— Start —
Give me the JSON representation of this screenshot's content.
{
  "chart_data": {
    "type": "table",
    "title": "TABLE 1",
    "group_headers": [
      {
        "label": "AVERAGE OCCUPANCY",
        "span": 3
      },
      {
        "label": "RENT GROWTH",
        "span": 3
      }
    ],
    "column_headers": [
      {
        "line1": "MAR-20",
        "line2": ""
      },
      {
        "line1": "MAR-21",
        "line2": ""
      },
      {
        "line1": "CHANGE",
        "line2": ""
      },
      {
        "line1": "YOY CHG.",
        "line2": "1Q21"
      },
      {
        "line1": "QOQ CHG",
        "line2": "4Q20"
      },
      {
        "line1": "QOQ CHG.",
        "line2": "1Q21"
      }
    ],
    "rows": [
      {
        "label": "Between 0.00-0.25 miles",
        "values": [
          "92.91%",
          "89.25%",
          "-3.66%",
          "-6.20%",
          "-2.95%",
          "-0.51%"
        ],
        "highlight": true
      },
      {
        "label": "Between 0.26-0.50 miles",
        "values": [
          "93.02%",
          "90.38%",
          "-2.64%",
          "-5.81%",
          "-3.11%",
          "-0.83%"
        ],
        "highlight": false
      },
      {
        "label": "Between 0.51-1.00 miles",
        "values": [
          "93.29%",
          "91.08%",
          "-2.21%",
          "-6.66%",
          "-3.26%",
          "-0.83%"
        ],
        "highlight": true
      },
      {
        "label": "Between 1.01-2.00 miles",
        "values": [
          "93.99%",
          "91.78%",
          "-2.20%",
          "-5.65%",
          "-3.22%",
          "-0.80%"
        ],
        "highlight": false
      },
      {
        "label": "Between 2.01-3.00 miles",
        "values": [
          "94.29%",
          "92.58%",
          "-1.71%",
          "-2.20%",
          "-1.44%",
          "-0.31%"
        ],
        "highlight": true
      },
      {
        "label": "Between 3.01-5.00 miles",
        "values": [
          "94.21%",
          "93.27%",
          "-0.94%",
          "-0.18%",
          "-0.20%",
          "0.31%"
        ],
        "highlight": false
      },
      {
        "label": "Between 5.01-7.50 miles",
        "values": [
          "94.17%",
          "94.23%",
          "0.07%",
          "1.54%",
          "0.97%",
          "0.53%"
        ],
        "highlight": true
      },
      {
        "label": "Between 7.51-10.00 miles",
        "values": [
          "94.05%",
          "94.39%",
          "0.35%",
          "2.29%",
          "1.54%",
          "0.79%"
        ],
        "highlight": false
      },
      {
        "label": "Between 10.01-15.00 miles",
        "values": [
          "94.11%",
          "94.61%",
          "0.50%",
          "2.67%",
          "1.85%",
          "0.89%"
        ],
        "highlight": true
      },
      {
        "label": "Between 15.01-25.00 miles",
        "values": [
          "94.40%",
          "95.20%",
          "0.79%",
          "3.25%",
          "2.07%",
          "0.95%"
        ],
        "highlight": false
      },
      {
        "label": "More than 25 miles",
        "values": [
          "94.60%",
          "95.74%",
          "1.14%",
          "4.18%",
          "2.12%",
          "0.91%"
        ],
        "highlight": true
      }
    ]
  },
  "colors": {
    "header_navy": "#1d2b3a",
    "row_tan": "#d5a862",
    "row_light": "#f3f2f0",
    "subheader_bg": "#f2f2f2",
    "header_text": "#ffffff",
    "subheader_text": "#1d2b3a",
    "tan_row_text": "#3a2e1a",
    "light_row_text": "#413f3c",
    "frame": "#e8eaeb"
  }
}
— End —
**The problem**.
Transcribe all of the material exactly. Omit nothing.

**Response to the task**.
Give me the JSON representation of this screenshot's content.
{
  "chart_data": {
    "type": "table",
    "title": "TABLE 1",
    "group_headers": [
      {
        "label": "AVERAGE OCCUPANCY",
        "span": 3
      },
      {
        "label": "RENT GROWTH",
        "span": 3
      }
    ],
    "column_headers": [
      {
        "line1": "MAR-20",
        "line2": ""
      },
      {
        "line1": "MAR-21",
        "line2": ""
      },
      {
        "line1": "CHANGE",
        "line2": ""
      },
      {
        "line1": "YOY CHG.",
        "line2": "1Q21"
      },
      {
        "line1": "QOQ CHG",
        "line2": "4Q20"
      },
      {
        "line1": "QOQ CHG.",
        "line2": "1Q21"
      }
    ],
    "rows": [
      {
        "label": "Between 0.00-0.25 miles",
        "values": [
          "92.91%",
          "89.25%",
          "-3.66%",
          "-6.20%",
          "-2.95%",
          "-0.51%"
        ],
        "highlight": true
      },
      {
        "label": "Between 0.26-0.50 miles",
        "values": [
          "93.02%",
          "90.38%",
          "-2.64%",
          "-5.81%",
          "-3.11%",
          "-0.83%"
        ],
        "highlight": false
      },
      {
        "label": "Between 0.51-1.00 miles",
        "values": [
          "93.29%",
          "91.08%",
          "-2.21%",
          "-6.66%",
          "-3.26%",
          "-0.83%"
        ],
        "highlight": true
      },
      {
        "label": "Between 1.01-2.00 miles",
        "values": [
          "93.99%",
          "91.78%",
          "-2.20%",
          "-5.65%",
          "-3.22%",
          "-0.80%"
        ],
        "highlight": false
      },
      {
        "label": "Between 2.01-3.00 miles",
        "values": [
          "94.29%",
          "92.58%",
          "-1.71%",
          "-2.20%",
          "-1.44%",
          "-0.31%"
        ],
        "highlight": true
      },
      {
        "label": "Between 3.01-5.00 miles",
        "values": [
          "94.21%",
          "93.27%",
          "-0.94%",
          "-0.18%",
          "-0.20%",
          "0.31%"
        ],
        "highlight": false
      },
      {
        "label": "Between 5.01-7.50 miles",
        "values": [
          "94.17%",
          "94.23%",
          "0.07%",
          "1.54%",
          "0.97%",
          "0.53%"
        ],
        "highlight": true
      },
      {
        "label": "Between 7.51-10.00 miles",
        "values": [
          "94.05%",
          "94.39%",
          "0.35%",
          "2.29%",
          "1.54%",
          "0.79%"
        ],
        "highlight": false
      },
      {
        "label": "Between 10.01-15.00 miles",
        "values": [
          "94.11%",
          "94.61%",
          "0.50%",
          "2.67%",
          "1.85%",
          "0.89%"
        ],
        "highlight": true
      },
      {
        "label": "Between 15.01-25.00 miles",
        "values": [
          "94.40%",
          "95.20%",
          "0.79%",
          "3.25%",
          "2.07%",
          "0.95%"
        ],
        "highlight": false
      },
      {
        "label": "More than 25 miles",
        "values": [
          "94.60%",
          "95.74%",
          "1.14%",
          "4.18%",
          "2.12%",
          "0.91%"
        ],
        "highlight": true
      }
    ]
  },
  "colors": {
    "header_navy": "#1d2b3a",
    "row_tan": "#d5a862",
    "row_light": "#f3f2f0",
    "subheader_bg": "#f2f2f2",
    "header_text": "#ffffff",
    "subheader_text": "#1d2b3a",
    "tan_row_text": "#3a2e1a",
    "light_row_text": "#413f3c",
    "frame": "#e8eaeb"
  }
}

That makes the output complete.